The problem: Exclude images, then output the remaining data verbatim.

Record extracts:
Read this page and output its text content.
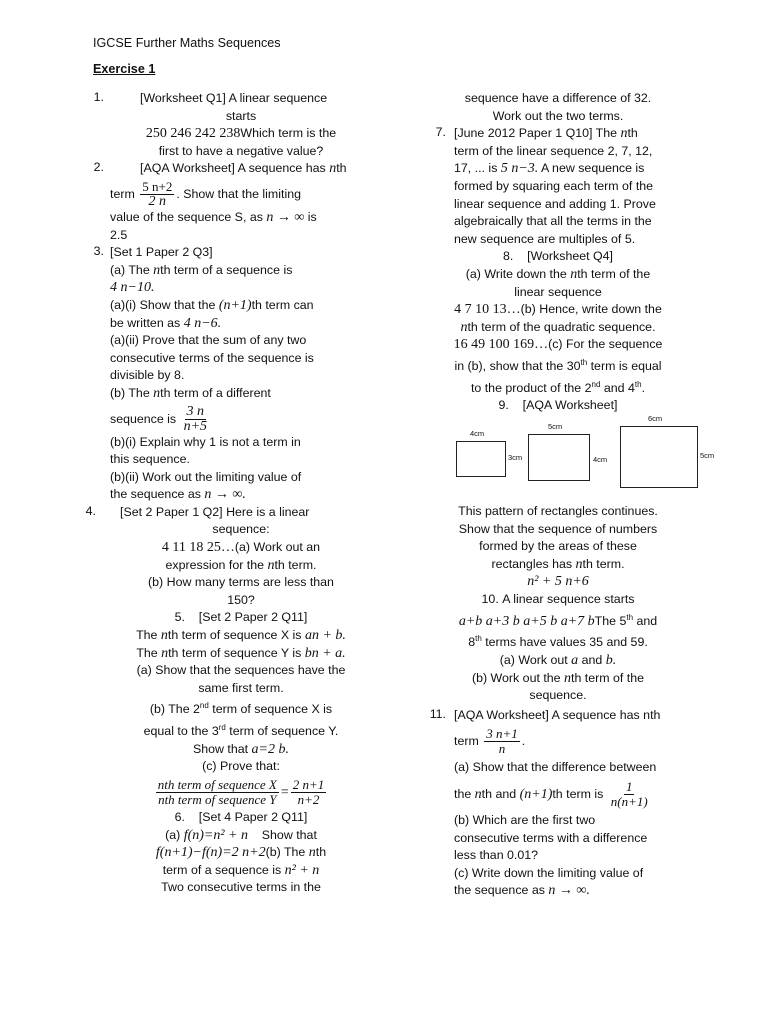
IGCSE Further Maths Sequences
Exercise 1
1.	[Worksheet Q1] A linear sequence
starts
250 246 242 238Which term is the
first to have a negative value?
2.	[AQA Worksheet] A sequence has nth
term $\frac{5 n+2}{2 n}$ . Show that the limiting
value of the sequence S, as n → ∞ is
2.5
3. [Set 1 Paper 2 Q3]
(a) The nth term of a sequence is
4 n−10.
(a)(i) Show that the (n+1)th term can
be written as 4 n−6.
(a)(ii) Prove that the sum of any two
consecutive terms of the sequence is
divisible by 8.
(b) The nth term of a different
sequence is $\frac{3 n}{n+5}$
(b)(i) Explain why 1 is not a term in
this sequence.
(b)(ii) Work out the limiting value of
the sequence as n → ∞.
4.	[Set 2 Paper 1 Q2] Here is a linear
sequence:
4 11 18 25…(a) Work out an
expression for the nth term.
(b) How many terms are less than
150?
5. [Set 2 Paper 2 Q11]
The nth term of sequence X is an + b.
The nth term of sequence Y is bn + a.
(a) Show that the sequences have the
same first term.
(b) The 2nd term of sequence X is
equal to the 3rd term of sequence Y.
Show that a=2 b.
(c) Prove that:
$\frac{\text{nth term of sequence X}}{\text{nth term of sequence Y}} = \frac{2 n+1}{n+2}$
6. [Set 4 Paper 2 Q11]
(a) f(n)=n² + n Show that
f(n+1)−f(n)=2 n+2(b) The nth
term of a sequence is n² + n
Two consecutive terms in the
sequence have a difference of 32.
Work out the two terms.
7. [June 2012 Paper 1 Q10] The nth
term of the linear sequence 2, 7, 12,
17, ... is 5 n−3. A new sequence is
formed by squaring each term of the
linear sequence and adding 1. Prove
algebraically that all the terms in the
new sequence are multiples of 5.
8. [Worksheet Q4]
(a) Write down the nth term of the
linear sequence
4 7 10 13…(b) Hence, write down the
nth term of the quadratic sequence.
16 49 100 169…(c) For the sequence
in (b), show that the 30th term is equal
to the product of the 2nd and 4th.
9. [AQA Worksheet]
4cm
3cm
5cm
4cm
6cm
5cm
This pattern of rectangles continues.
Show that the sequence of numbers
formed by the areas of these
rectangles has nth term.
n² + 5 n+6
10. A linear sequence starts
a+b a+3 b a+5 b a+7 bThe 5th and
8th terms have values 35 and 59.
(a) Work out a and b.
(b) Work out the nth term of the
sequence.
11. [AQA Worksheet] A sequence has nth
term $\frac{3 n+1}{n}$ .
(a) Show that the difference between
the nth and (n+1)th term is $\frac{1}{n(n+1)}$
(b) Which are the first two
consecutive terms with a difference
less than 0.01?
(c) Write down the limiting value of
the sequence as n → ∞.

Expected answer:
Read this page and output its text content.
IGCSE Further Maths Sequences
Exercise 1
1.	[Worksheet Q1] A linear sequence
starts
250 246 242 238Which term is the
first to have a negative value?
2.	[AQA Worksheet] A sequence has nth
term $\frac{5 n+2}{2 n}$ . Show that the limiting
value of the sequence S, as n → ∞ is
2.5
3. [Set 1 Paper 2 Q3]
(a) The nth term of a sequence is
4 n−10.
(a)(i) Show that the (n+1)th term can
be written as 4 n−6.
(a)(ii) Prove that the sum of any two
consecutive terms of the sequence is
divisible by 8.
(b) The nth term of a different
sequence is $\frac{3 n}{n+5}$
(b)(i) Explain why 1 is not a term in
this sequence.
(b)(ii) Work out the limiting value of
the sequence as n → ∞.
4.	[Set 2 Paper 1 Q2] Here is a linear
sequence:
4 11 18 25…(a) Work out an
expression for the nth term.
(b) How many terms are less than
150?
5. [Set 2 Paper 2 Q11]
The nth term of sequence X is an + b.
The nth term of sequence Y is bn + a.
(a) Show that the sequences have the
same first term.
(b) The 2nd term of sequence X is
equal to the 3rd term of sequence Y.
Show that a=2 b.
(c) Prove that:
$\frac{\text{nth term of sequence X}}{\text{nth term of sequence Y}} = \frac{2 n+1}{n+2}$
6. [Set 4 Paper 2 Q11]
(a) f(n)=n² + n Show that
f(n+1)−f(n)=2 n+2(b) The nth
term of a sequence is n² + n
Two consecutive terms in the
sequence have a difference of 32.
Work out the two terms.
7. [June 2012 Paper 1 Q10] The nth
term of the linear sequence 2, 7, 12,
17, ... is 5 n−3. A new sequence is
formed by squaring each term of the
linear sequence and adding 1. Prove
algebraically that all the terms in the
new sequence are multiples of 5.
8. [Worksheet Q4]
(a) Write down the nth term of the
linear sequence
4 7 10 13…(b) Hence, write down the
nth term of the quadratic sequence.
16 49 100 169…(c) For the sequence
in (b), show that the 30th term is equal
to the product of the 2nd and 4th.
9. [AQA Worksheet]
4cm
3cm
5cm
4cm
6cm
5cm
This pattern of rectangles continues.
Show that the sequence of numbers
formed by the areas of these
rectangles has nth term.
n² + 5 n+6
10. A linear sequence starts
a+b a+3 b a+5 b a+7 bThe 5th and
8th terms have values 35 and 59.
(a) Work out a and b.
(b) Work out the nth term of the
sequence.
11. [AQA Worksheet] A sequence has nth
term $\frac{3 n+1}{n}$ .
(a) Show that the difference between
the nth and (n+1)th term is $\frac{1}{n(n+1)}$
(b) Which are the first two
consecutive terms with a difference
less than 0.01?
(c) Write down the limiting value of
the sequence as n → ∞.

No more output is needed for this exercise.